» Exercise brief
Set each record down exactly, excluding all images.

[Stored data entries]

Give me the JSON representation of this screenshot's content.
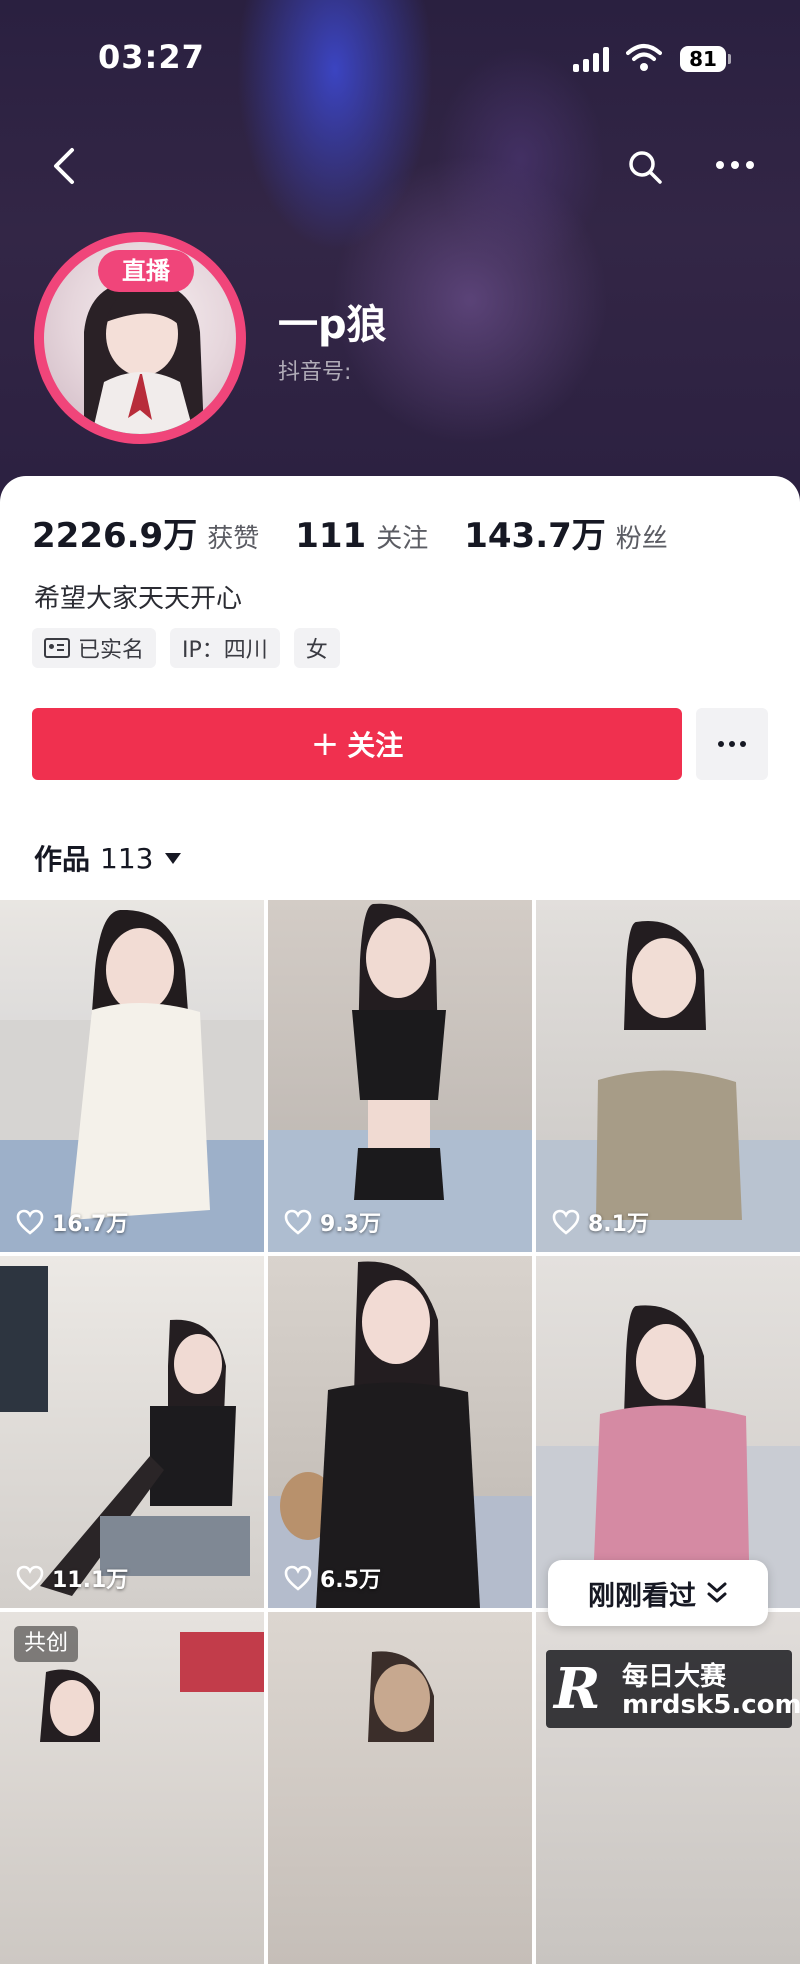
{
  "status_bar": {
    "time": "03:27",
    "battery": "81"
  },
  "profile": {
    "live_badge": "直播",
    "nickname": "一p狼",
    "douyin_id_label": "抖音号:",
    "stats": [
      {
        "value": "2226.9万",
        "label": "获赞"
      },
      {
        "value": "111",
        "label": "关注"
      },
      {
        "value": "143.7万",
        "label": "粉丝"
      }
    ],
    "bio": "希望大家天天开心",
    "tags": [
      "已实名",
      "IP：四川",
      "女"
    ],
    "follow_button": "关注",
    "follow_plus": "+"
  },
  "works": {
    "label": "作品",
    "count": "113"
  },
  "videos": [
    {
      "likes": "16.7万"
    },
    {
      "likes": "9.3万"
    },
    {
      "likes": "8.1万"
    },
    {
      "likes": "11.1万"
    },
    {
      "likes": "6.5万"
    },
    {
      "likes": ""
    },
    {
      "badge": "共创"
    },
    {},
    {}
  ],
  "recent_pill": "刚刚看过",
  "watermark": {
    "top": "每日大赛",
    "bottom": "mrdsk5.com",
    "logo": "R"
  },
  "icons": [
    "back-icon",
    "search-icon",
    "more-icon",
    "id-card-icon",
    "heart-icon",
    "chevron-double-down-icon"
  ],
  "colors": {
    "accent": "#f0304f",
    "live_ring": "#f0457a",
    "header_bg": "#2b2040"
  }
}
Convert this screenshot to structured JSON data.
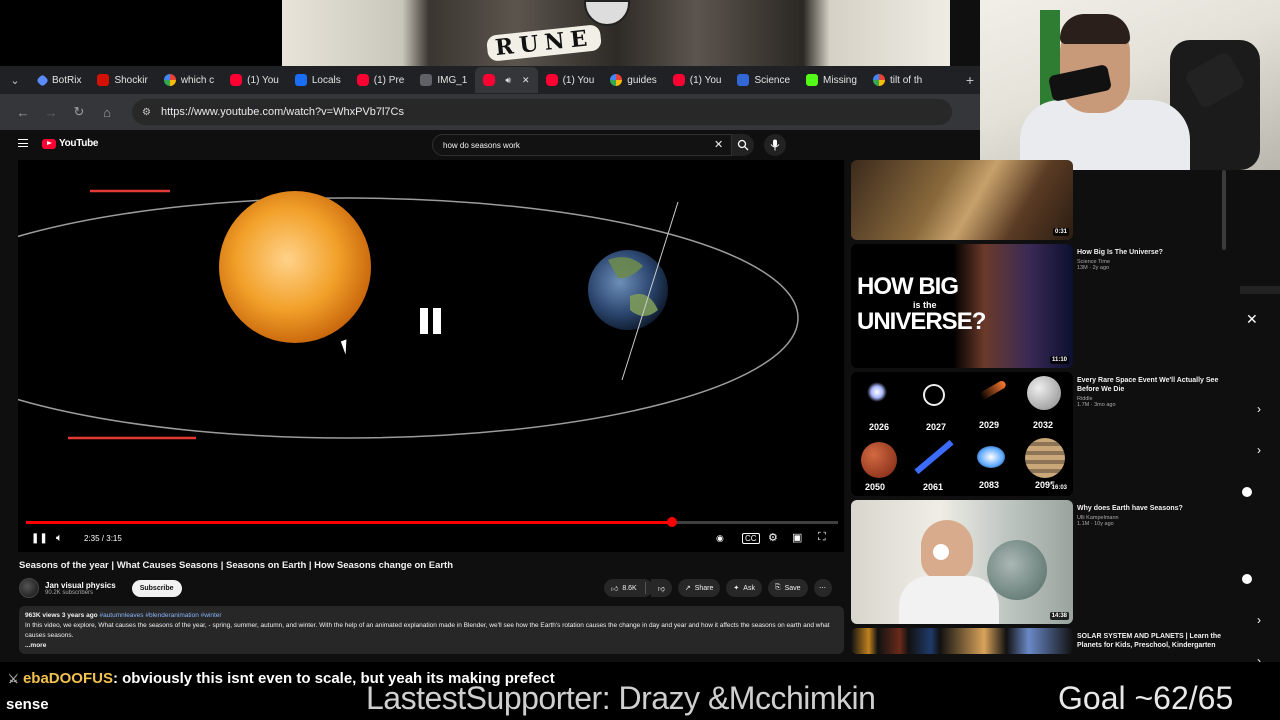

» Completed exercise
Give me the JSON representation of this screenshot's content.
{
  "status_bar": {
    "time": "03:27",
    "battery": "81"
  },
  "profile": {
    "live_badge": "直播",
    "nickname": "一p狼",
    "douyin_id_label": "抖音号:",
    "stats": [
      {
        "value": "2226.9万",
        "label": "获赞"
      },
      {
        "value": "111",
        "label": "关注"
      },
      {
        "value": "143.7万",
        "label": "粉丝"
      }
    ],
    "bio": "希望大家天天开心",
    "tags": [
      "已实名",
      "IP：四川",
      "女"
    ],
    "follow_button": "关注",
    "follow_plus": "+"
  },
  "works": {
    "label": "作品",
    "count": "113"
  },
  "videos": [
    {
      "likes": "16.7万"
    },
    {
      "likes": "9.3万"
    },
    {
      "likes": "8.1万"
    },
    {
      "likes": "11.1万"
    },
    {
      "likes": "6.5万"
    },
    {
      "likes": ""
    },
    {
      "badge": "共创"
    },
    {},
    {}
  ],
  "recent_pill": "刚刚看过",
  "watermark": {
    "top": "每日大赛",
    "bottom": "mrdsk5.com",
    "logo": "R"
  },
  "icons": [
    "back-icon",
    "search-icon",
    "more-icon",
    "id-card-icon",
    "heart-icon",
    "chevron-double-down-icon"
  ],
  "colors": {
    "accent": "#f0304f",
    "live_ring": "#f0457a",
    "header_bg": "#2b2040"
  }
}
Convert this screenshot to structured JSON data.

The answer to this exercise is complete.